Dataset items
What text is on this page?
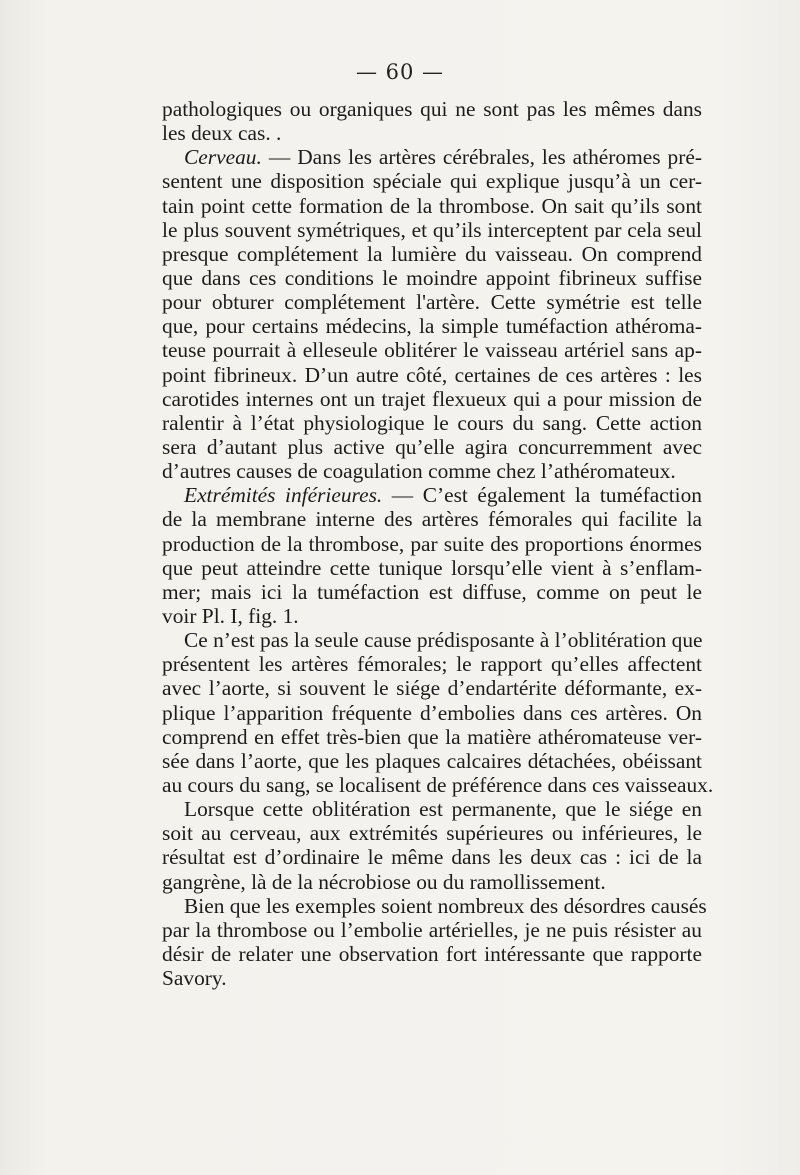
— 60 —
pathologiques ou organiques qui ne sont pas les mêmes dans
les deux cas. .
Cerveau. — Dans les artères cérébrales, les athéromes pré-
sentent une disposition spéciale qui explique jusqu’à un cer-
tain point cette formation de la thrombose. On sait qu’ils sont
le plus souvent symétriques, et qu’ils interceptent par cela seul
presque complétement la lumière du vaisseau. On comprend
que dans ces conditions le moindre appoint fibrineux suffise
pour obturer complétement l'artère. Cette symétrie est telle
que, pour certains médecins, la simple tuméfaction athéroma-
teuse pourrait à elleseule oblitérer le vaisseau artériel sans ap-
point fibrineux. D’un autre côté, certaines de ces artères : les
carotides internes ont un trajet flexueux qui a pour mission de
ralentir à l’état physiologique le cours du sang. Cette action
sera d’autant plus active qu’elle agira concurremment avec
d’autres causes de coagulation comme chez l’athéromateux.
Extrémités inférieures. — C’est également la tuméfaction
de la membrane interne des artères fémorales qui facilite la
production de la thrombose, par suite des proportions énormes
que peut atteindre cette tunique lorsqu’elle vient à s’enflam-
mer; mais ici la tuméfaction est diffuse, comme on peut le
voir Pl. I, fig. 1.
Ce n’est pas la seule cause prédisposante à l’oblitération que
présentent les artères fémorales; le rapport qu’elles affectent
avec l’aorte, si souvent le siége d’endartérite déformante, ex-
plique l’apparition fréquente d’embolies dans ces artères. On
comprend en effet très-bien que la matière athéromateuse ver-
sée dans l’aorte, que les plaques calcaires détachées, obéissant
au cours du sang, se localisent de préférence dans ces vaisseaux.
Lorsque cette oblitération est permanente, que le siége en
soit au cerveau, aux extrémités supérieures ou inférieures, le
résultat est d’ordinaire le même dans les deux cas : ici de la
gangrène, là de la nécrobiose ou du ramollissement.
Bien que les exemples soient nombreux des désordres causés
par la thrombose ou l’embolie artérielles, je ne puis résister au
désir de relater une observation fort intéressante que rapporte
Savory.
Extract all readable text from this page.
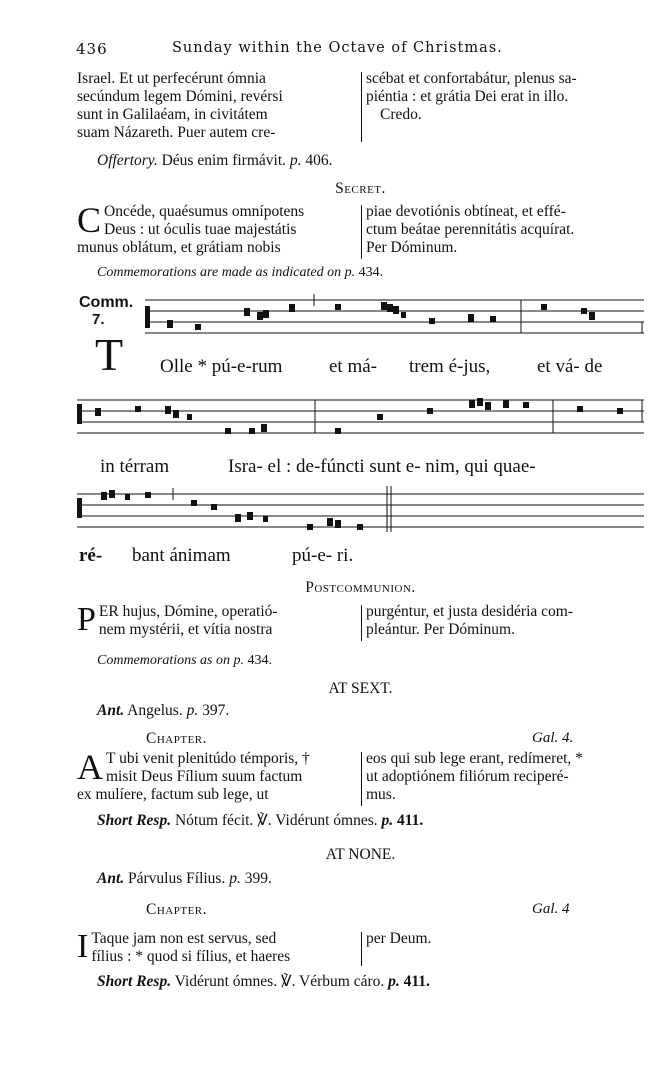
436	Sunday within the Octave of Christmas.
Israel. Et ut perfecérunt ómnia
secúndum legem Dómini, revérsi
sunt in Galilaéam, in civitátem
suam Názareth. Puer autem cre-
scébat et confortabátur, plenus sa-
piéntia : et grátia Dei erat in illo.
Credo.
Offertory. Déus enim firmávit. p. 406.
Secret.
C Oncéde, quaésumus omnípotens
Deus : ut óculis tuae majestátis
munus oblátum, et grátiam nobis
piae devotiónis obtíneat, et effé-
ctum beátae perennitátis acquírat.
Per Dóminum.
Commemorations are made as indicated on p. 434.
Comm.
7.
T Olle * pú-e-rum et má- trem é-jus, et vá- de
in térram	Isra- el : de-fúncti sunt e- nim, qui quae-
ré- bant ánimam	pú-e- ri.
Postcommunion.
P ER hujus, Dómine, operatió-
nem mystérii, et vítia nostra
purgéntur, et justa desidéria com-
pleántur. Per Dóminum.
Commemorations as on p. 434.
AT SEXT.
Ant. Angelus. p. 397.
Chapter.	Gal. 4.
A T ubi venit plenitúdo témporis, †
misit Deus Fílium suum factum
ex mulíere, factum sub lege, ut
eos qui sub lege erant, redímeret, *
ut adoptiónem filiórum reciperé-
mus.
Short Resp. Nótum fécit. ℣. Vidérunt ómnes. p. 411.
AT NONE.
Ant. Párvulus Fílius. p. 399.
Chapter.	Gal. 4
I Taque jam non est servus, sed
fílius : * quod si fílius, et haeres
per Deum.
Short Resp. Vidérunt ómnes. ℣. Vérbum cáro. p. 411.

## Instructions to follow
Copy out every line from the records that has the word "plus".

## Response
le plus souvent symétriques, et qu’ils interceptent par cela seul
sera d’autant plus active qu’elle agira concurremment avec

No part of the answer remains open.